Collected data

▼▼▼

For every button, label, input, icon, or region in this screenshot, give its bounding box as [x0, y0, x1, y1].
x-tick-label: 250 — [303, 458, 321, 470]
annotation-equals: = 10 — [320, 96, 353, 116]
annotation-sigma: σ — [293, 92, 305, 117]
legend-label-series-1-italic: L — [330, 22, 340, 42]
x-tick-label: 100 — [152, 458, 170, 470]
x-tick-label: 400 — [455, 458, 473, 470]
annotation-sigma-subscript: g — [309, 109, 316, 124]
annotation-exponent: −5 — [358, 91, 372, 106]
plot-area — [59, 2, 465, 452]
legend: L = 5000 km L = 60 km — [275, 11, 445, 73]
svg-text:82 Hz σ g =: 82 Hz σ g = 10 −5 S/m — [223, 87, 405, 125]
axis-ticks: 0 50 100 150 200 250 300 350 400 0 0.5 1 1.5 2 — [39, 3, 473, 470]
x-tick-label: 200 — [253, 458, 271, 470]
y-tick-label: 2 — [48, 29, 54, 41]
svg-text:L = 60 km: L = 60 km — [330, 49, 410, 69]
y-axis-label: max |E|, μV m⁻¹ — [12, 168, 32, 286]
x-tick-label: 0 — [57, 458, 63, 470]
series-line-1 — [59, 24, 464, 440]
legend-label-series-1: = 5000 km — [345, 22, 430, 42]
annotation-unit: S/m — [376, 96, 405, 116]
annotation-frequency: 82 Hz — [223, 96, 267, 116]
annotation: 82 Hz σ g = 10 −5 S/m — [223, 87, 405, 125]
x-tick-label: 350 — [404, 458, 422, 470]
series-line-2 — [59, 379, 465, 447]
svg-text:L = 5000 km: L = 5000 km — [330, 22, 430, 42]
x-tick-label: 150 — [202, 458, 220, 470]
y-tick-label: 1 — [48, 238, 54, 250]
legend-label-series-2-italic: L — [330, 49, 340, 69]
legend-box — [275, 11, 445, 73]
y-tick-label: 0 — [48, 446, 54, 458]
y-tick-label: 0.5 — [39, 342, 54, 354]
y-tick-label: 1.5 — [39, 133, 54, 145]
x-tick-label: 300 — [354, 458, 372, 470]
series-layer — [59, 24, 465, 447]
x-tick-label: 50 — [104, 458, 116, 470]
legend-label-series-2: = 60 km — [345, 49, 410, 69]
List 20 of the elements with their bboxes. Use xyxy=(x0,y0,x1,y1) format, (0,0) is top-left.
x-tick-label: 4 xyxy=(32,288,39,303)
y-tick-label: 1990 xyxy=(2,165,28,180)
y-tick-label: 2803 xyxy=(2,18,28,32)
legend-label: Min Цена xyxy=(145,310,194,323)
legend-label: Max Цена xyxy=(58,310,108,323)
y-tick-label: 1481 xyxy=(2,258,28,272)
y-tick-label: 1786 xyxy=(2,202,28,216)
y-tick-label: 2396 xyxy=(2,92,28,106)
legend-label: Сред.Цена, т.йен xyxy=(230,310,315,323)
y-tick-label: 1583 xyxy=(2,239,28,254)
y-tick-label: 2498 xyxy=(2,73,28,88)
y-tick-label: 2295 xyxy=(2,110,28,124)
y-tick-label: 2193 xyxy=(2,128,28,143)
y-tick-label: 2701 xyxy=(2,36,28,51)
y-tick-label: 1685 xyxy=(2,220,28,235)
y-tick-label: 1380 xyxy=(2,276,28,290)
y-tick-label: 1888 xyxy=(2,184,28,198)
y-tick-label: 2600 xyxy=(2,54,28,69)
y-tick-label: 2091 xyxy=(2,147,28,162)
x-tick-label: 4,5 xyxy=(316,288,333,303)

▲▲▲

Copy every line of the entries above word for word.

• Complete answer
For every button, label, input, icon, or region in this screenshot, give its bounding box as [x0, y0, x1, y1].
x-tick-label: 250 — [303, 458, 321, 470]
annotation-equals: = 10 — [320, 96, 353, 116]
annotation-sigma: σ — [293, 92, 305, 117]
legend-label-series-1-italic: L — [330, 22, 340, 42]
x-tick-label: 100 — [152, 458, 170, 470]
x-tick-label: 400 — [455, 458, 473, 470]
annotation-sigma-subscript: g — [309, 109, 316, 124]
annotation-exponent: −5 — [358, 91, 372, 106]
plot-area — [59, 2, 465, 452]
legend: L = 5000 km L = 60 km — [275, 11, 445, 73]
svg-text:82 Hz σ g =: 82 Hz σ g = 10 −5 S/m — [223, 87, 405, 125]
axis-ticks: 0 50 100 150 200 250 300 350 400 0 0.5 1 1.5 2 — [39, 3, 473, 470]
x-tick-label: 200 — [253, 458, 271, 470]
y-tick-label: 2 — [48, 29, 54, 41]
svg-text:L = 60 km: L = 60 km — [330, 49, 410, 69]
y-axis-label: max |E|, μV m⁻¹ — [12, 168, 32, 286]
x-tick-label: 0 — [57, 458, 63, 470]
series-line-1 — [59, 24, 464, 440]
legend-label-series-1: = 5000 km — [345, 22, 430, 42]
annotation-unit: S/m — [376, 96, 405, 116]
annotation-frequency: 82 Hz — [223, 96, 267, 116]
annotation: 82 Hz σ g = 10 −5 S/m — [223, 87, 405, 125]
x-tick-label: 350 — [404, 458, 422, 470]
series-line-2 — [59, 379, 465, 447]
svg-text:L = 5000 km: L = 5000 km — [330, 22, 430, 42]
x-tick-label: 150 — [202, 458, 220, 470]
y-tick-label: 1 — [48, 238, 54, 250]
legend-label-series-2-italic: L — [330, 49, 340, 69]
legend-box — [275, 11, 445, 73]
y-tick-label: 0 — [48, 446, 54, 458]
y-tick-label: 0.5 — [39, 342, 54, 354]
y-tick-label: 1.5 — [39, 133, 54, 145]
x-tick-label: 300 — [354, 458, 372, 470]
series-layer — [59, 24, 465, 447]
x-tick-label: 50 — [104, 458, 116, 470]
legend-label-series-2: = 60 km — [345, 49, 410, 69]
List 20 of the elements with their bboxes. Use xyxy=(x0,y0,x1,y1) format, (0,0) is top-left.
x-tick-label: 4 xyxy=(32,288,39,303)
y-tick-label: 1990 xyxy=(2,165,28,180)
y-tick-label: 2803 xyxy=(2,18,28,32)
legend-label: Min Цена xyxy=(145,310,194,323)
legend-label: Max Цена xyxy=(58,310,108,323)
y-tick-label: 1481 xyxy=(2,258,28,272)
y-tick-label: 1786 xyxy=(2,202,28,216)
y-tick-label: 2396 xyxy=(2,92,28,106)
legend-label: Сред.Цена, т.йен xyxy=(230,310,315,323)
y-tick-label: 1583 xyxy=(2,239,28,254)
y-tick-label: 2498 xyxy=(2,73,28,88)
y-tick-label: 2295 xyxy=(2,110,28,124)
y-tick-label: 2193 xyxy=(2,128,28,143)
y-tick-label: 2701 xyxy=(2,36,28,51)
y-tick-label: 1685 xyxy=(2,220,28,235)
y-tick-label: 1380 xyxy=(2,276,28,290)
y-tick-label: 1888 xyxy=(2,184,28,198)
y-tick-label: 2600 xyxy=(2,54,28,69)
y-tick-label: 2091 xyxy=(2,147,28,162)
x-tick-label: 4,5 xyxy=(316,288,333,303)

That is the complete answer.